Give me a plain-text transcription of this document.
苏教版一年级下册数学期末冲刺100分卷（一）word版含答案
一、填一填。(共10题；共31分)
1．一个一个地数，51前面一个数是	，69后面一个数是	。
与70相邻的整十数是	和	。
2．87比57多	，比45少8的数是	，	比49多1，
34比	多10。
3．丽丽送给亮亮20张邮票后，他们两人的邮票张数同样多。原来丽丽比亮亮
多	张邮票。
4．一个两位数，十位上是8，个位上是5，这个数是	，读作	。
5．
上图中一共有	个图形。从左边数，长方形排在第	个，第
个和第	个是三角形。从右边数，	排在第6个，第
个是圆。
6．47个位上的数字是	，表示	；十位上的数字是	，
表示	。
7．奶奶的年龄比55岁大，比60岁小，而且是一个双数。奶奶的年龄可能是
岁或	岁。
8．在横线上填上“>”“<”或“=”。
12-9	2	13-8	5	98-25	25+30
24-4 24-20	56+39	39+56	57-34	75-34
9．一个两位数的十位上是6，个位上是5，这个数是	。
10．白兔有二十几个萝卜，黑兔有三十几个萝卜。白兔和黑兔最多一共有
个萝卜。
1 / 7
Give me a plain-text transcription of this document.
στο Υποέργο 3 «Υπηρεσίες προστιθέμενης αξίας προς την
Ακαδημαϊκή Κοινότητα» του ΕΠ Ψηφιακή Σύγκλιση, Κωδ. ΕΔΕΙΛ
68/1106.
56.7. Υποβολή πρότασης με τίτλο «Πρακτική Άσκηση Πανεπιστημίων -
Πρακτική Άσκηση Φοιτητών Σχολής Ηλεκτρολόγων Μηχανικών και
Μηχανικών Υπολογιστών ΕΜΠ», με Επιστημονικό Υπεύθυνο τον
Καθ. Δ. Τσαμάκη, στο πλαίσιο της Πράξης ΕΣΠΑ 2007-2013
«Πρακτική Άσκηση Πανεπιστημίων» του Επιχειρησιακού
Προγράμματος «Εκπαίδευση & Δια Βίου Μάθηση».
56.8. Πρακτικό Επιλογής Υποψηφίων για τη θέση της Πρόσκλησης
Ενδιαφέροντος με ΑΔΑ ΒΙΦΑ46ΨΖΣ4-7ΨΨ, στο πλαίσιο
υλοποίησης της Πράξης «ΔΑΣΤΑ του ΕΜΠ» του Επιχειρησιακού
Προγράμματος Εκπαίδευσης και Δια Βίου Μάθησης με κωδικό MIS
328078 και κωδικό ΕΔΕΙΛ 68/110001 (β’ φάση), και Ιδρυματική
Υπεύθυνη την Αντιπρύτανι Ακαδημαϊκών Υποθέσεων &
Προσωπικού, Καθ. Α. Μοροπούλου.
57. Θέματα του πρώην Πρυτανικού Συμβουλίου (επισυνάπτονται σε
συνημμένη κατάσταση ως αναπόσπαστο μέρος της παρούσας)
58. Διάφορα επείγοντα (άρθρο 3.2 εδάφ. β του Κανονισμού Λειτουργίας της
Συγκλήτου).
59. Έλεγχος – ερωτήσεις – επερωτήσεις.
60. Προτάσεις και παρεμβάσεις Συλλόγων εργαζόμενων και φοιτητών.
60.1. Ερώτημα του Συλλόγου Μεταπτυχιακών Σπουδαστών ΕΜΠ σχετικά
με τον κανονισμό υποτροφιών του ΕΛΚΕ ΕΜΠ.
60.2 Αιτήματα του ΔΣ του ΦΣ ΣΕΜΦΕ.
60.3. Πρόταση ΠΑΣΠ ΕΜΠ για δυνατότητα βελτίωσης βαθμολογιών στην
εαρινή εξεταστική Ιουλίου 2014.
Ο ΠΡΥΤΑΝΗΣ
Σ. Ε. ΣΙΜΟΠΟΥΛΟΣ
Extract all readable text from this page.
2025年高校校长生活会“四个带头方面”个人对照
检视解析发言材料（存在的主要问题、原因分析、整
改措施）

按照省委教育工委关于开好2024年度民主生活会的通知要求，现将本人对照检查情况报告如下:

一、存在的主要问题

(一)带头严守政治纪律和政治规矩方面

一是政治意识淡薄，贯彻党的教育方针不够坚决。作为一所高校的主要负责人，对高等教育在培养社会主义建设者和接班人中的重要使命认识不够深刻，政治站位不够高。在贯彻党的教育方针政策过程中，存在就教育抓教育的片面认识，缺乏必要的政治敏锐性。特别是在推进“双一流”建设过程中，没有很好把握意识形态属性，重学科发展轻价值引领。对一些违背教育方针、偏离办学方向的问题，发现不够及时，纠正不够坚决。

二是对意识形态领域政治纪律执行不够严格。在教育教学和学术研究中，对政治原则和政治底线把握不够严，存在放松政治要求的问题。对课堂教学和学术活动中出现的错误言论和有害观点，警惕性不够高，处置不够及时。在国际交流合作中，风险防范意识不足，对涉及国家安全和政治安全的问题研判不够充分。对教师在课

==========

WORK INSTRUCTIONS: List the lines of the entries that include "πλαίσιο".

EXERCISE ANSWER:
Καθ. Δ. Τσαμάκη, στο πλαίσιο της Πράξης ΕΣΠΑ 2007-2013
Ενδιαφέροντος με ΑΔΑ ΒΙΦΑ46ΨΖΣ4-7ΨΨ, στο πλαίσιο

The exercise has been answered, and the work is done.